• [Items from a dataset]
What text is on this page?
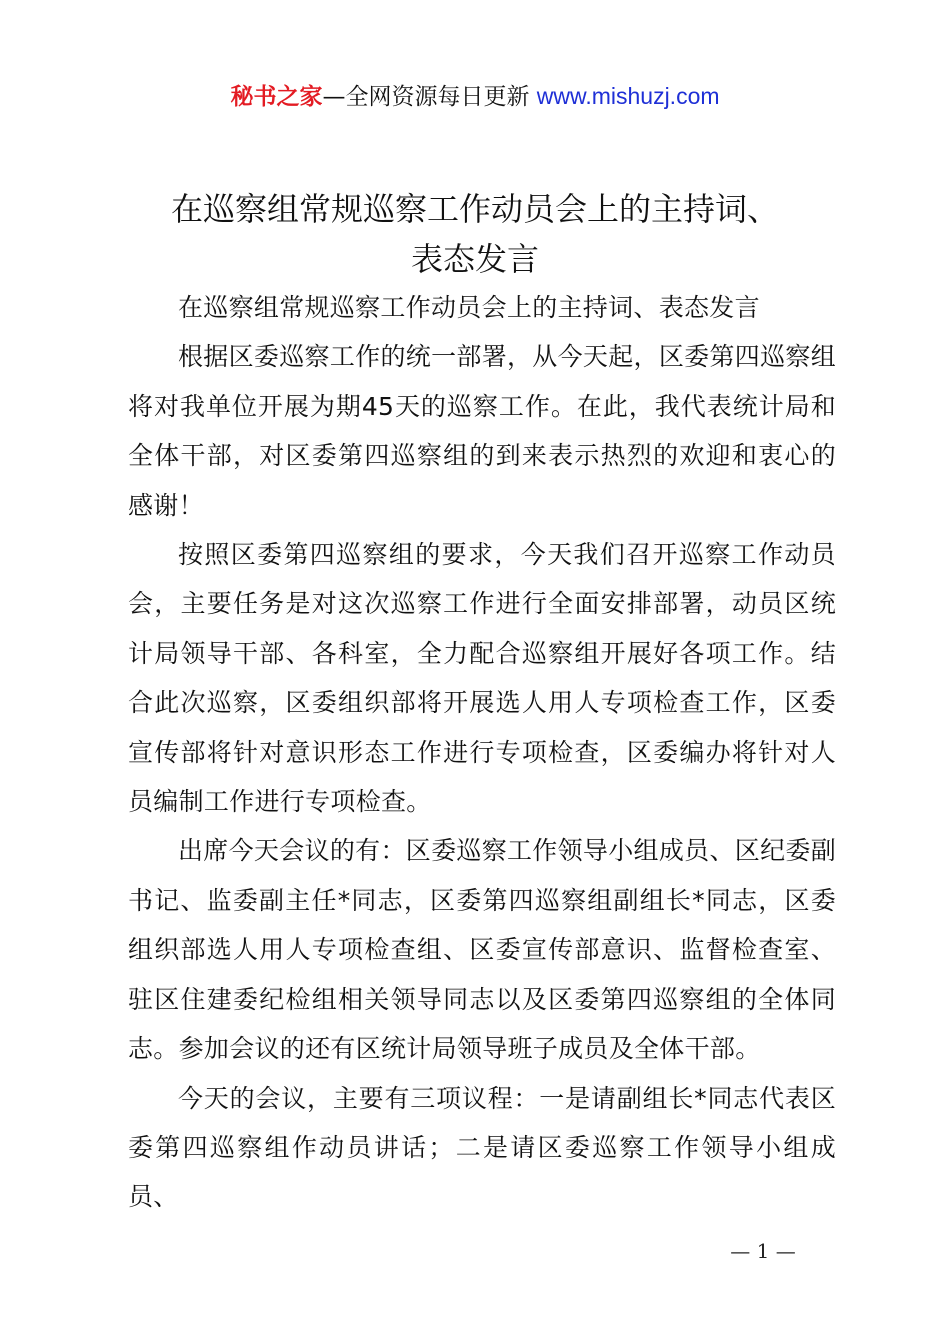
秘书之家—全网资源每日更新 www.mishuzj.com
在巡察组常规巡察工作动员会上的主持词、
表态发言

在巡察组常规巡察工作动员会上的主持词、表态发言

根据区委巡察工作的统一部署，从今天起，区委第四巡察组将对我单位开展为期45天的巡察工作。在此，我代表统计局和全体干部，对区委第四巡察组的到来表示热烈的欢迎和衷心的感谢！

按照区委第四巡察组的要求，今天我们召开巡察工作动员会，主要任务是对这次巡察工作进行全面安排部署，动员区统计局领导干部、各科室，全力配合巡察组开展好各项工作。结合此次巡察，区委组织部将开展选人用人专项检查工作，区委宣传部将针对意识形态工作进行专项检查，区委编办将针对人员编制工作进行专项检查。

出席今天会议的有：区委巡察工作领导小组成员、区纪委副书记、监委副主任*同志，区委第四巡察组副组长*同志，区委组织部选人用人专项检查组、区委宣传部意识、监督检查室、驻区住建委纪检组相关领导同志以及区委第四巡察组的全体同志。参加会议的还有区统计局领导班子成员及全体干部。

今天的会议，主要有三项议程：一是请副组长*同志代表区委第四巡察组作动员讲话；二是请区委巡察工作领导小组成员、

— 1 —
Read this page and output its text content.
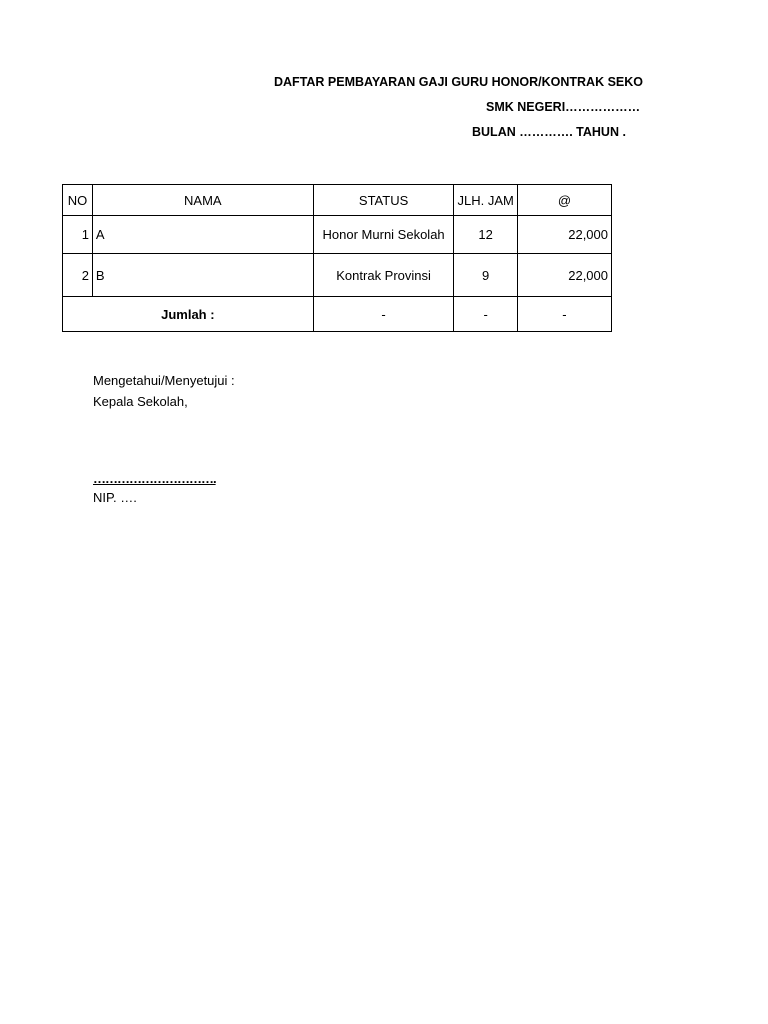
DAFTAR PEMBAYARAN GAJI GURU HONOR/KONTRAK SEKO
SMK NEGERI………………
BULAN …………. TAHUN .
NO	NAMA	STATUS	JLH. JAM	@
1	A	Honor Murni Sekolah	12	22,000
2	B	Kontrak Provinsi	9	22,000
Jumlah :		-	-	-
Mengetahui/Menyetujui :
Kepala Sekolah,
………………………….
NIP. ….
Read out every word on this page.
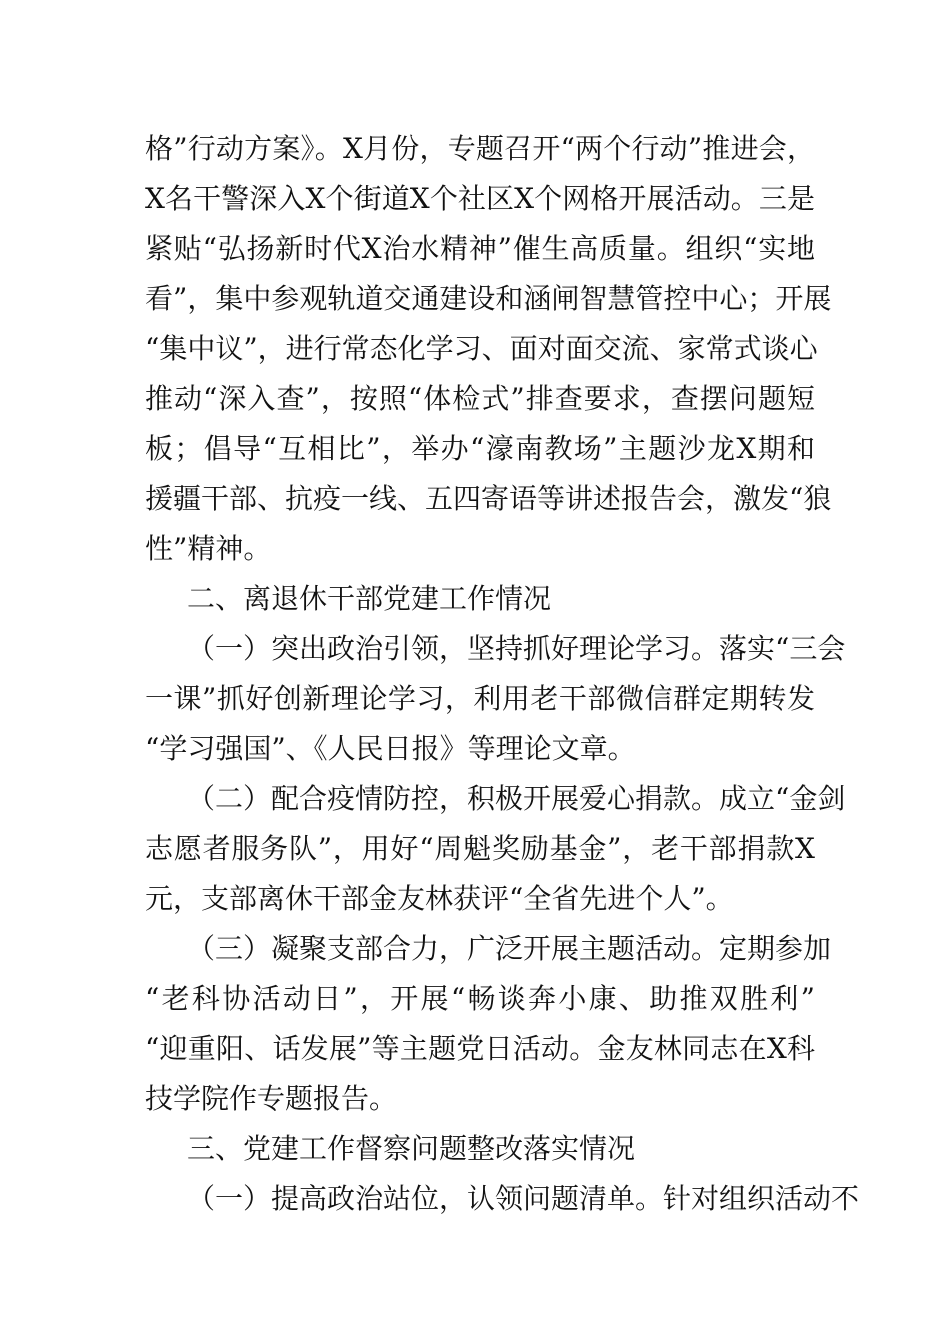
格”行动方案》。X月份，专题召开“两个行动”推进会，
X名干警深入X个街道X个社区X个网格开展活动。三是
紧贴“弘扬新时代X治水精神”催生高质量。组织“实地
看”，集中参观轨道交通建设和涵闸智慧管控中心；开展
“集中议”，进行常态化学习、面对面交流、家常式谈心
推动“深入查”，按照“体检式”排查要求，查摆问题短
板；倡导“互相比”，举办“濠南教场”主题沙龙X期和
援疆干部、抗疫一线、五四寄语等讲述报告会，激发“狼
性”精神。
二、离退休干部党建工作情况
（一）突出政治引领，坚持抓好理论学习。落实“三会
一课”抓好创新理论学习，利用老干部微信群定期转发
“学习强国”、《人民日报》等理论文章。
（二）配合疫情防控，积极开展爱心捐款。成立“金剑
志愿者服务队”，用好“周魁奖励基金”，老干部捐款X
元，支部离休干部金友林获评“全省先进个人”。
（三）凝聚支部合力，广泛开展主题活动。定期参加
“老科协活动日”，开展“畅谈奔小康、助推双胜利”
“迎重阳、话发展”等主题党日活动。金友林同志在X科
技学院作专题报告。
三、党建工作督察问题整改落实情况
（一）提高政治站位，认领问题清单。针对组织活动不
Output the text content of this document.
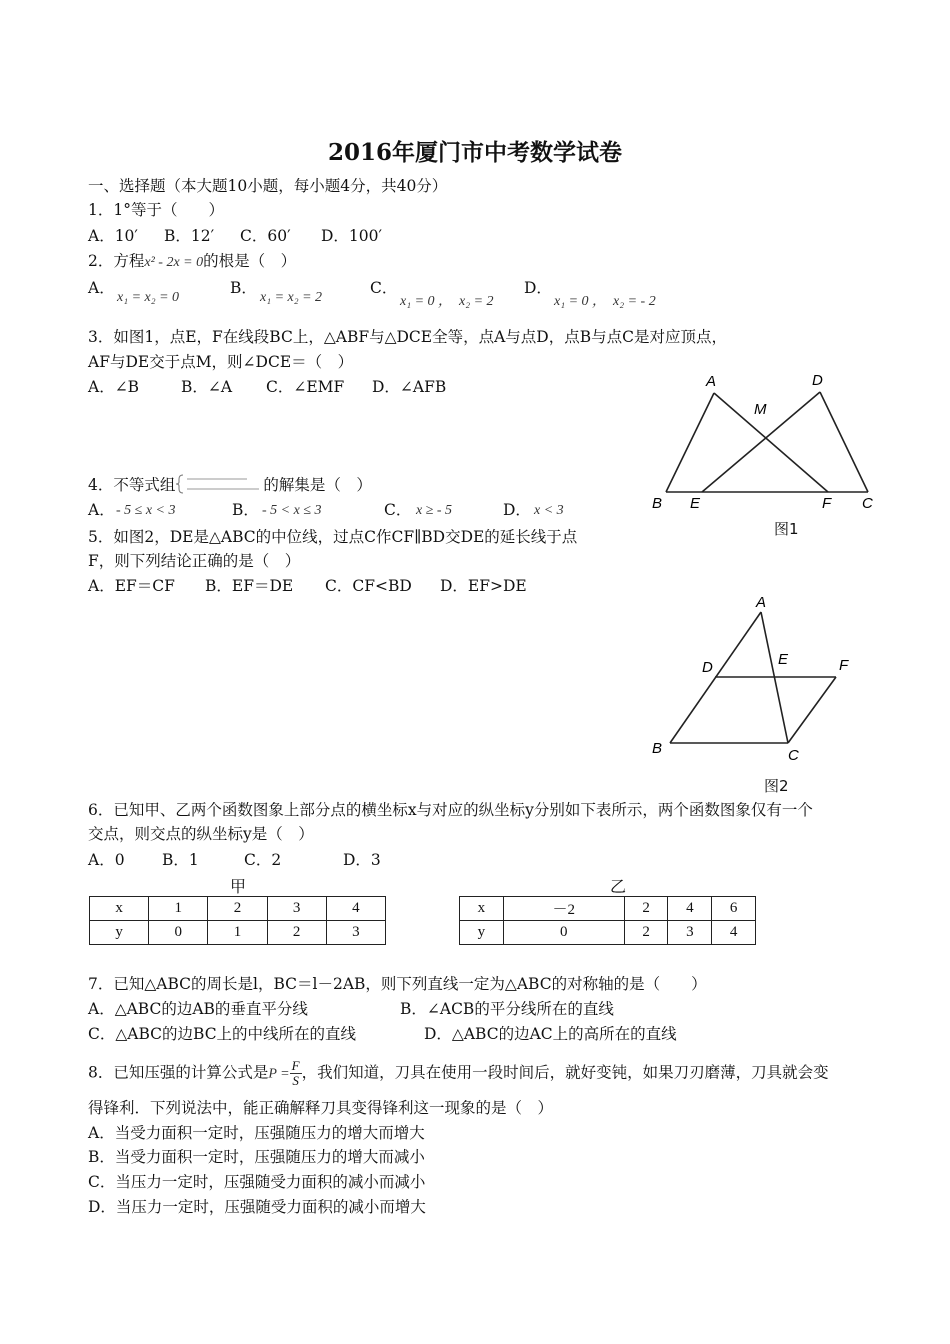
2016年厦门市中考数学试卷
一、选择题（本大题10小题，每小题4分，共40分）
1．1°等于（　　）
A．10′ B．12′ C．60′ D．100′
2．方程x² - 2x = 0的根是（　）
A．
x₁ = x₂ = 0
B．
x₁ = x₂ = 2
C．
x₁ = 0 ，　x₂ = 2
D．
x₁ = 0 ，　x₂ = - 2
3．如图1，点E，F在线段BC上，△ABF与△DCE全等，点A与点D，点B与点C是对应顶点，
AF与DE交于点M，则∠DCE＝（　）
A．∠B	B．∠A C．∠EMF D．∠AFB	A	D
M
B E	F C
图1
4．不等式组	的解集是（　）
A． - 5 ≤ x < 3	B． - 5 < x ≤ 3	C． x ≥ - 5	D． x < 3
5．如图2，DE是△ABC的中位线，过点C作CF∥BD交DE的延长线于点
F，则下列结论正确的是（　）
A．EF＝CF B．EF＝DE C．CF<BD D．EF>DE
A
D	E	F
B	C
图2
6．已知甲、乙两个函数图象上部分点的横坐标x与对应的纵坐标y分别如下表所示，两个函数图象仅有一个
交点，则交点的纵坐标y是（　）
A．0 B．1	C．2	D．3
甲
x	1	2	3	4
y	0	1	2	3
乙
x	－2	2	4	6
y	0	2	3	4
7．已知△ABC的周长是l，BC＝l－2AB，则下列直线一定为△ABC的对称轴的是（　　）
A．△ABC的边AB的垂直平分线	B．∠ACB的平分线所在的直线
C．△ABC的边BC上的中线所在的直线	D．△ABC的边AC上的高所在的直线
8．已知压强的计算公式是$P = \frac{F}{S}$ ，我们知道，刀具在使用一段时间后，就好变钝，如果刀刃磨薄，刀具就会变
得锋利．下列说法中，能正确解释刀具变得锋利这一现象的是（　）
A．当受力面积一定时，压强随压力的增大而增大
B．当受力面积一定时，压强随压力的增大而减小
C．当压力一定时，压强随受力面积的减小而减小
D．当压力一定时，压强随受力面积的减小而增大
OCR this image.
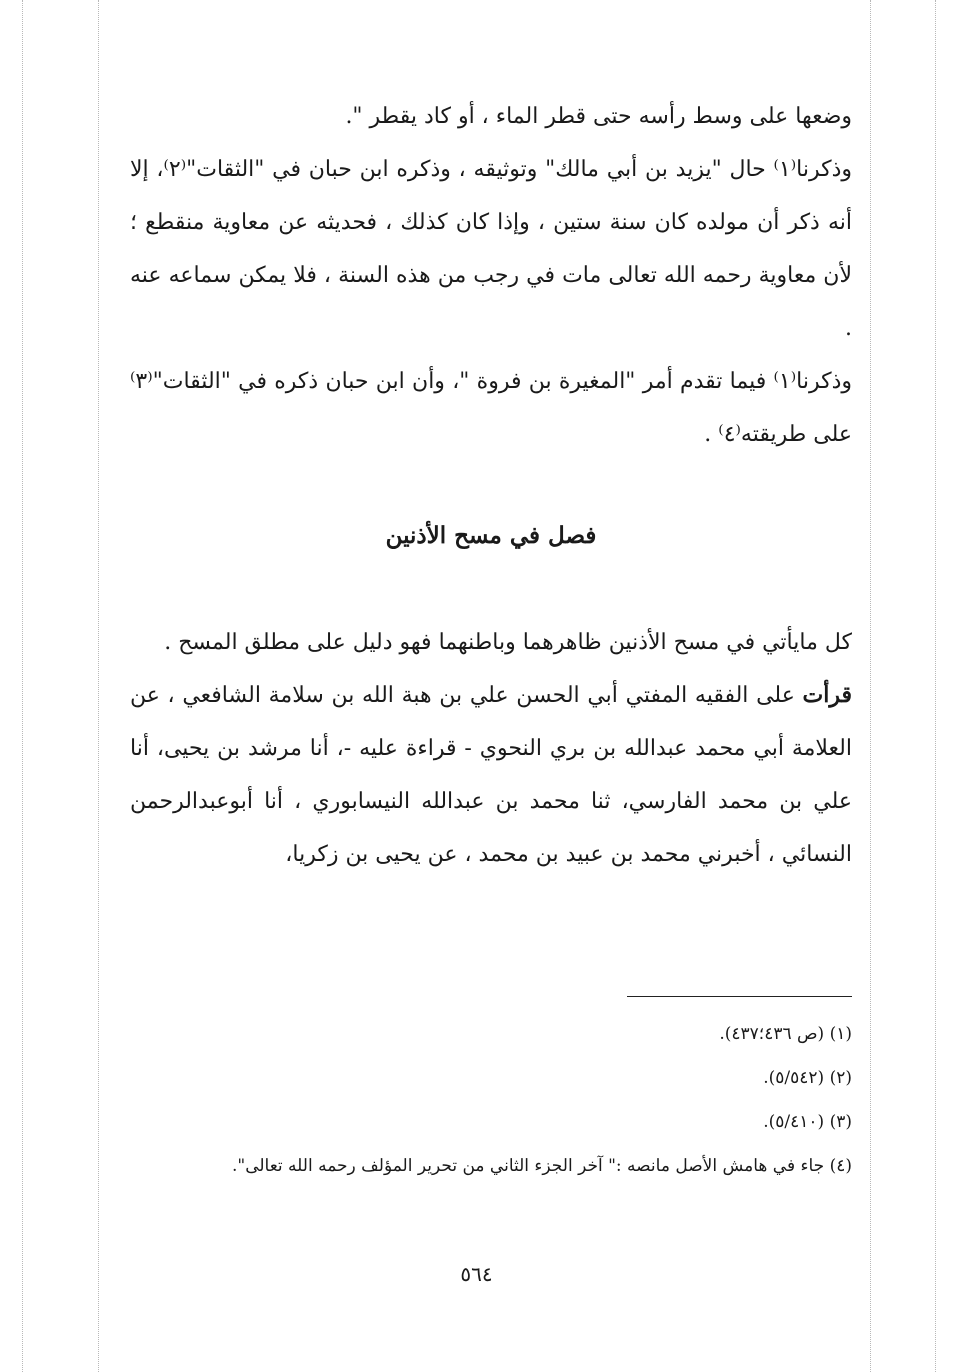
وضعها على وسط رأسه حتى قطر الماء ، أو كاد يقطر ".

وذكرنا⁽١⁾ حال "يزيد بن أبي مالك" وتوثيقه ، وذكره ابن حبان في "الثقات"⁽٢⁾، إلا أنه ذكر أن مولده كان سنة ستين ، وإذا كان كذلك ، فحديثه عن معاوية منقطع ؛ لأن معاوية رحمه الله تعالى مات في رجب من هذه السنة ، فلا يمكن سماعه عنه .

وذكرنا⁽١⁾ فيما تقدم أمر "المغيرة بن فروة "، وأن ابن حبان ذكره في "الثقات"⁽٣⁾ على طريقته⁽٤⁾ .

فصل في مسح الأذنين

كل مايأتي في مسح الأذنين ظاهرهما وباطنهما فهو دليل على مطلق المسح .

قرأت على الفقيه المفتي أبي الحسن علي بن هبة الله بن سلامة الشافعي ، عن العلامة أبي محمد عبدالله بن بري النحوي - قراءة عليه -، أنا مرشد بن يحيى، أنا علي بن محمد الفارسي، ثنا محمد بن عبدالله النيسابوري ، أنا أبوعبدالرحمن النسائي ، أخبرني محمد بن عبيد بن محمد ، عن يحيى بن زكريا،

(١) (ص ٤٣٦؛٤٣٧).

(٢) (٥/٥٤٢).

(٣) (٥/٤١٠).

(٤) جاء في هامش الأصل مانصه :" آخر الجزء الثاني من تحرير المؤلف رحمه الله تعالى".

٥٦٤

• [Goal] Each entry above should be reproduced exactly, with the pictures removed.

• [Result]
What text is on this page?
秘书之家—全网资源每日更新 www.mishuzj.com
在巡察组常规巡察工作动员会上的主持词、
表态发言

在巡察组常规巡察工作动员会上的主持词、表态发言

根据区委巡察工作的统一部署，从今天起，区委第四巡察组将对我单位开展为期45天的巡察工作。在此，我代表统计局和全体干部，对区委第四巡察组的到来表示热烈的欢迎和衷心的感谢！

按照区委第四巡察组的要求，今天我们召开巡察工作动员会，主要任务是对这次巡察工作进行全面安排部署，动员区统计局领导干部、各科室，全力配合巡察组开展好各项工作。结合此次巡察，区委组织部将开展选人用人专项检查工作，区委宣传部将针对意识形态工作进行专项检查，区委编办将针对人员编制工作进行专项检查。

出席今天会议的有：区委巡察工作领导小组成员、区纪委副书记、监委副主任*同志，区委第四巡察组副组长*同志，区委组织部选人用人专项检查组、区委宣传部意识、监督检查室、驻区住建委纪检组相关领导同志以及区委第四巡察组的全体同志。参加会议的还有区统计局领导班子成员及全体干部。

今天的会议，主要有三项议程：一是请副组长*同志代表区委第四巡察组作动员讲话；二是请区委巡察工作领导小组成员、

— 1 —
Read this page and output its text content.
DAFTAR PEMBAYARAN GAJI GURU HONOR/KONTRAK SEKO
SMK NEGERI………………
BULAN …………. TAHUN .
NO	NAMA	STATUS	JLH. JAM	@
1	A	Honor Murni Sekolah	12	22,000
2	B	Kontrak Provinsi	9	22,000
Jumlah :		-	-	-
Mengetahui/Menyetujui :
Kepala Sekolah,
………………………….
NIP. ….
Read out every word on this page.
格”行动方案》。X月份，专题召开“两个行动”推进会，
X名干警深入X个街道X个社区X个网格开展活动。三是
紧贴“弘扬新时代X治水精神”催生高质量。组织“实地
看”，集中参观轨道交通建设和涵闸智慧管控中心；开展
“集中议”，进行常态化学习、面对面交流、家常式谈心
推动“深入查”，按照“体检式”排查要求，查摆问题短
板；倡导“互相比”，举办“濠南教场”主题沙龙X期和
援疆干部、抗疫一线、五四寄语等讲述报告会，激发“狼
性”精神。
二、离退休干部党建工作情况
（一）突出政治引领，坚持抓好理论学习。落实“三会
一课”抓好创新理论学习，利用老干部微信群定期转发
“学习强国”、《人民日报》等理论文章。
（二）配合疫情防控，积极开展爱心捐款。成立“金剑
志愿者服务队”，用好“周魁奖励基金”，老干部捐款X
元，支部离休干部金友林获评“全省先进个人”。
（三）凝聚支部合力，广泛开展主题活动。定期参加
“老科协活动日”，开展“畅谈奔小康、助推双胜利”
“迎重阳、话发展”等主题党日活动。金友林同志在X科
技学院作专题报告。
三、党建工作督察问题整改落实情况
（一）提高政治站位，认领问题清单。针对组织活动不
Output the text content of this document.
2016年厦门市中考数学试卷
一、选择题（本大题10小题，每小题4分，共40分）
1．1°等于（　　）
A．10′ B．12′ C．60′ D．100′
2．方程x² - 2x = 0的根是（　）
A．
x₁ = x₂ = 0
B．
x₁ = x₂ = 2
C．
x₁ = 0 ，　x₂ = 2
D．
x₁ = 0 ，　x₂ = - 2
3．如图1，点E，F在线段BC上，△ABF与△DCE全等，点A与点D，点B与点C是对应顶点，
AF与DE交于点M，则∠DCE＝（　）
A．∠B	B．∠A C．∠EMF D．∠AFB	A	D
M
B E	F C
图1
4．不等式组	的解集是（　）
A． - 5 ≤ x < 3	B． - 5 < x ≤ 3	C． x ≥ - 5	D． x < 3
5．如图2，DE是△ABC的中位线，过点C作CF∥BD交DE的延长线于点
F，则下列结论正确的是（　）
A．EF＝CF B．EF＝DE C．CF<BD D．EF>DE
A
D	E	F
B	C
图2
6．已知甲、乙两个函数图象上部分点的横坐标x与对应的纵坐标y分别如下表所示，两个函数图象仅有一个
交点，则交点的纵坐标y是（　）
A．0 B．1	C．2	D．3
甲
x	1	2	3	4
y	0	1	2	3
乙
x	－2	2	4	6
y	0	2	3	4
7．已知△ABC的周长是l，BC＝l－2AB，则下列直线一定为△ABC的对称轴的是（　　）
A．△ABC的边AB的垂直平分线	B．∠ACB的平分线所在的直线
C．△ABC的边BC上的中线所在的直线	D．△ABC的边AC上的高所在的直线
8．已知压强的计算公式是$P = \frac{F}{S}$ ，我们知道，刀具在使用一段时间后，就好变钝，如果刀刃磨薄，刀具就会变
得锋利．下列说法中，能正确解释刀具变得锋利这一现象的是（　）
A．当受力面积一定时，压强随压力的增大而增大
B．当受力面积一定时，压强随压力的增大而减小
C．当压力一定时，压强随受力面积的减小而减小
D．当压力一定时，压强随受力面积的减小而增大
OCR this image.
وضعها على وسط رأسه حتى قطر الماء ، أو كاد يقطر ".

وذكرنا⁽١⁾ حال "يزيد بن أبي مالك" وتوثيقه ، وذكره ابن حبان في "الثقات"⁽٢⁾، إلا أنه ذكر أن مولده كان سنة ستين ، وإذا كان كذلك ، فحديثه عن معاوية منقطع ؛ لأن معاوية رحمه الله تعالى مات في رجب من هذه السنة ، فلا يمكن سماعه عنه .

وذكرنا⁽١⁾ فيما تقدم أمر "المغيرة بن فروة "، وأن ابن حبان ذكره في "الثقات"⁽٣⁾ على طريقته⁽٤⁾ .

فصل في مسح الأذنين

كل مايأتي في مسح الأذنين ظاهرهما وباطنهما فهو دليل على مطلق المسح .

قرأت على الفقيه المفتي أبي الحسن علي بن هبة الله بن سلامة الشافعي ، عن العلامة أبي محمد عبدالله بن بري النحوي - قراءة عليه -، أنا مرشد بن يحيى، أنا علي بن محمد الفارسي، ثنا محمد بن عبدالله النيسابوري ، أنا أبوعبدالرحمن النسائي ، أخبرني محمد بن عبيد بن محمد ، عن يحيى بن زكريا،

(١) (ص ٤٣٦؛٤٣٧).

(٢) (٥/٥٤٢).

(٣) (٥/٤١٠).

(٤) جاء في هامش الأصل مانصه :" آخر الجزء الثاني من تحرير المؤلف رحمه الله تعالى".

٥٦٤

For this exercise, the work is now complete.